THE PROBLEM
Find each line containing the string "screenshot" and return it.

RAW DATA
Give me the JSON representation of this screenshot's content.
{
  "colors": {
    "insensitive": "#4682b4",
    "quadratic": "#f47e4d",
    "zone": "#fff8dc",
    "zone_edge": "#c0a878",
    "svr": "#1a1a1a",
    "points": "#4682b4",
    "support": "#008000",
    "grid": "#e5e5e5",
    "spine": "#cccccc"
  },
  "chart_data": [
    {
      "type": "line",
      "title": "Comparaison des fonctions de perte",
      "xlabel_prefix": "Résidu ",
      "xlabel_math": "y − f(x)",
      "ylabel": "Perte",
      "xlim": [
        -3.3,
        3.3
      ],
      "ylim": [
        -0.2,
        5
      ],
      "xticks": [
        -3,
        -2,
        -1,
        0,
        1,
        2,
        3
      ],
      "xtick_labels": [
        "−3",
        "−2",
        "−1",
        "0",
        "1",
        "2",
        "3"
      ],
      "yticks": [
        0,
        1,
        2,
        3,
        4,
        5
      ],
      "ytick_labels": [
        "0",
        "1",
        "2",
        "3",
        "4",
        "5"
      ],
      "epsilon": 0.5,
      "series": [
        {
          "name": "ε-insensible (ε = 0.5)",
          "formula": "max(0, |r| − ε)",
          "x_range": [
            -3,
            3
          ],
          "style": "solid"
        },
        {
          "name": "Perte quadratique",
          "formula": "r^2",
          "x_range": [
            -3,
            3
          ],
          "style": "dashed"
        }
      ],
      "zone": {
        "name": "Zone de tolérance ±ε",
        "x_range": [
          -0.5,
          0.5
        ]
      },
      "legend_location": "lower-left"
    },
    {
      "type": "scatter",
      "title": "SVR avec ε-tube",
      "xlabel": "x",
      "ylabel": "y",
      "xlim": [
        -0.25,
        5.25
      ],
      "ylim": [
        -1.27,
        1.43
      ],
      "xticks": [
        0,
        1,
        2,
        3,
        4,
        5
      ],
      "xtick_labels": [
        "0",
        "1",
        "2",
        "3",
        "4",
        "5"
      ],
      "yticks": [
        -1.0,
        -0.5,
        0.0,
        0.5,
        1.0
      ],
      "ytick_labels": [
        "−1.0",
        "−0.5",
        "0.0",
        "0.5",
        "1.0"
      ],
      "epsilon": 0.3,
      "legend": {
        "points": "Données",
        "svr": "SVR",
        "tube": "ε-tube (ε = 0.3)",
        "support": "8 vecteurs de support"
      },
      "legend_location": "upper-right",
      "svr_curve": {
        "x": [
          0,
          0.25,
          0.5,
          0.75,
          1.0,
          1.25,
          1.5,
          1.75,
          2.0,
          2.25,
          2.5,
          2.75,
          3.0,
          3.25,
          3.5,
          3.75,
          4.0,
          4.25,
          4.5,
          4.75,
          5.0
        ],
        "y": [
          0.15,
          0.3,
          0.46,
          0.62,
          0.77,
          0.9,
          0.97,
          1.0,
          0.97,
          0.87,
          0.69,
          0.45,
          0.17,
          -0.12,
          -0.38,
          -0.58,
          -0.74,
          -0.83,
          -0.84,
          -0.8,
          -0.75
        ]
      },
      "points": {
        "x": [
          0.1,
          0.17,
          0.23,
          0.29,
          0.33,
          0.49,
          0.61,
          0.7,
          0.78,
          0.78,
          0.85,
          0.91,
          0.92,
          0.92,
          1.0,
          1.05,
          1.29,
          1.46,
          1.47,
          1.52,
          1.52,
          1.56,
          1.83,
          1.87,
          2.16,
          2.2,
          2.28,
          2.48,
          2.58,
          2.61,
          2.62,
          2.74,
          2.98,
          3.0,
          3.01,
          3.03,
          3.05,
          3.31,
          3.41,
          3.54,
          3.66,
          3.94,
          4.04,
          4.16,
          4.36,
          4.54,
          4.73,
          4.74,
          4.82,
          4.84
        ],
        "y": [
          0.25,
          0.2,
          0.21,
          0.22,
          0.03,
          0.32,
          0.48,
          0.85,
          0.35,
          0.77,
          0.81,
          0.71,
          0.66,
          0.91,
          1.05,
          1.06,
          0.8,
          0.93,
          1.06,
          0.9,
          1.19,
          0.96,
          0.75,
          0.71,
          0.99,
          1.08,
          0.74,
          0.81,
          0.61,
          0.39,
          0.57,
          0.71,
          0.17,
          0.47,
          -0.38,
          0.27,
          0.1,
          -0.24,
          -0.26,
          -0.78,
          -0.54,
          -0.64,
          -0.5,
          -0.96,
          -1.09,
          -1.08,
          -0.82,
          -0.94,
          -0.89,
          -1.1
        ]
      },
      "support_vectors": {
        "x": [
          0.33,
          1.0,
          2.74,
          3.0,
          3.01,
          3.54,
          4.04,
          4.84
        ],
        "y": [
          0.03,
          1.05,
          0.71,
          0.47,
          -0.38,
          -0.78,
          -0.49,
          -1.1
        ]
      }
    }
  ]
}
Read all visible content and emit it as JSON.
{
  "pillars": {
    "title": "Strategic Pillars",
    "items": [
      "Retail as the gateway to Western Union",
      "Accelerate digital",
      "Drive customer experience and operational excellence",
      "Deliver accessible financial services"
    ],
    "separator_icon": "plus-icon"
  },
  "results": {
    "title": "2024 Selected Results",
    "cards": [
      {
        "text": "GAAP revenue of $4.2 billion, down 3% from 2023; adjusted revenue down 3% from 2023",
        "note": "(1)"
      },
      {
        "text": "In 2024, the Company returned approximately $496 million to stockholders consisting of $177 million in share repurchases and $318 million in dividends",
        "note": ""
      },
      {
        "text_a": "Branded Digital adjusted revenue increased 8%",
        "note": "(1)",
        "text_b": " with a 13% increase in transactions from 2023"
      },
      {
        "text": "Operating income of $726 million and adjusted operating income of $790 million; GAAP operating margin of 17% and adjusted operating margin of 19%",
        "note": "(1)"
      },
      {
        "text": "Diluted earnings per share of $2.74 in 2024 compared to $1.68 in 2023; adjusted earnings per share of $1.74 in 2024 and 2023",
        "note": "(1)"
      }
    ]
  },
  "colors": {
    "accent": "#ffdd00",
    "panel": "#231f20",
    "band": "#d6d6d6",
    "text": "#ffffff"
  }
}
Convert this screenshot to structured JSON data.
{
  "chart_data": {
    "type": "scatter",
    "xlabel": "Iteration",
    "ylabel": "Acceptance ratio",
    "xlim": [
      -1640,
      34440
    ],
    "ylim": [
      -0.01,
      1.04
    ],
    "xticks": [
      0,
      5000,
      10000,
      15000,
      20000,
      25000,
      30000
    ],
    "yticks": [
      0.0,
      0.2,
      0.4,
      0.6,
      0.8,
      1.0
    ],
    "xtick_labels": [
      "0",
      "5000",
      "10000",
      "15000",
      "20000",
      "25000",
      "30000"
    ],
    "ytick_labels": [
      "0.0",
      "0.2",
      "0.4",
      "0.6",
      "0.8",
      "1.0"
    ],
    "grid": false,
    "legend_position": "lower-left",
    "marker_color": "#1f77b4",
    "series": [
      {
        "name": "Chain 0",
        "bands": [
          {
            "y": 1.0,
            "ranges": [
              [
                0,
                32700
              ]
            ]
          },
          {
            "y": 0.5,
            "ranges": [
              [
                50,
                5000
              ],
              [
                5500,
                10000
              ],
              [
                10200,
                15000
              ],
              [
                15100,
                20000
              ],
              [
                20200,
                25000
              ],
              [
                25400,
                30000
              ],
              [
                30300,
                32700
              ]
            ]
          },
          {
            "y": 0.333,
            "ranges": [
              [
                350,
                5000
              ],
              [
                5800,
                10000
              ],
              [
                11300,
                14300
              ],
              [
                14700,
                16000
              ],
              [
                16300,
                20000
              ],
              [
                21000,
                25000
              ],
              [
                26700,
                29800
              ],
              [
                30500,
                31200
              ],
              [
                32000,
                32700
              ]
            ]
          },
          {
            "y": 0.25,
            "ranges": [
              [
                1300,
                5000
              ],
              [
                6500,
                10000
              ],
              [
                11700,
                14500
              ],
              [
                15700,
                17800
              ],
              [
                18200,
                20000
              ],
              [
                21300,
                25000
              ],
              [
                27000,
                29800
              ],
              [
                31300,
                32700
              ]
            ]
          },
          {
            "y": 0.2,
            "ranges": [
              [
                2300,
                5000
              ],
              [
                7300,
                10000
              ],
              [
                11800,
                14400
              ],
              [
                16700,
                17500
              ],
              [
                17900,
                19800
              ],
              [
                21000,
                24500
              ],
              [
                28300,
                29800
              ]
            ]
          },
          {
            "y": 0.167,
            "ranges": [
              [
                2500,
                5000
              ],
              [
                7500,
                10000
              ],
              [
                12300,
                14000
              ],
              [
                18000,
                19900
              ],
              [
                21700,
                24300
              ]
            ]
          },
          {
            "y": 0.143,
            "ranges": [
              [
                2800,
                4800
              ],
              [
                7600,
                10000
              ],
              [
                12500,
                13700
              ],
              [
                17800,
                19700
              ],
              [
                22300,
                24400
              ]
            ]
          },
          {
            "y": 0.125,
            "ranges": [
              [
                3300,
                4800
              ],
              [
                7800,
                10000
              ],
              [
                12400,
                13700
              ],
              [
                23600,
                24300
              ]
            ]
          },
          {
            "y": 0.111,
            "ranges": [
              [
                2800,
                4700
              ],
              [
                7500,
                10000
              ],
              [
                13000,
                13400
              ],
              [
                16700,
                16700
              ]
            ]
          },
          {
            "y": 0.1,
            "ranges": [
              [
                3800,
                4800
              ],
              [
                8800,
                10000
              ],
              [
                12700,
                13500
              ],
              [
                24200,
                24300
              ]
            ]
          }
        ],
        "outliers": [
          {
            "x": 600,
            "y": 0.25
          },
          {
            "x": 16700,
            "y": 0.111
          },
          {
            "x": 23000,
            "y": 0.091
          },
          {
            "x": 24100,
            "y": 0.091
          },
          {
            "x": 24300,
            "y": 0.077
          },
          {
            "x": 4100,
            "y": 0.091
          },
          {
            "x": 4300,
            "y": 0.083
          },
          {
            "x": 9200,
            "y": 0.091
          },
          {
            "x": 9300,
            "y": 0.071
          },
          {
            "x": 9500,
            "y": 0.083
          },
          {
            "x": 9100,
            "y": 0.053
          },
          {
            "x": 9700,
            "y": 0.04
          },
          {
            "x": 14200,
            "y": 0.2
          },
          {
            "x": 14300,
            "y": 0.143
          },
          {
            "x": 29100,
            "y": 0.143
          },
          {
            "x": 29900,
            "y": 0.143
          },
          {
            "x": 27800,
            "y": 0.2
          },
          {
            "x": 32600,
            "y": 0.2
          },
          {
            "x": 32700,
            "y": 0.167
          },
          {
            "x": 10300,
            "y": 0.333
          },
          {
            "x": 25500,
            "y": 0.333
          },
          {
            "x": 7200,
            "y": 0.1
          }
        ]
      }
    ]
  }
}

RESPONSE
Give me the JSON representation of this screenshot's content.
Convert this screenshot to structured JSON data.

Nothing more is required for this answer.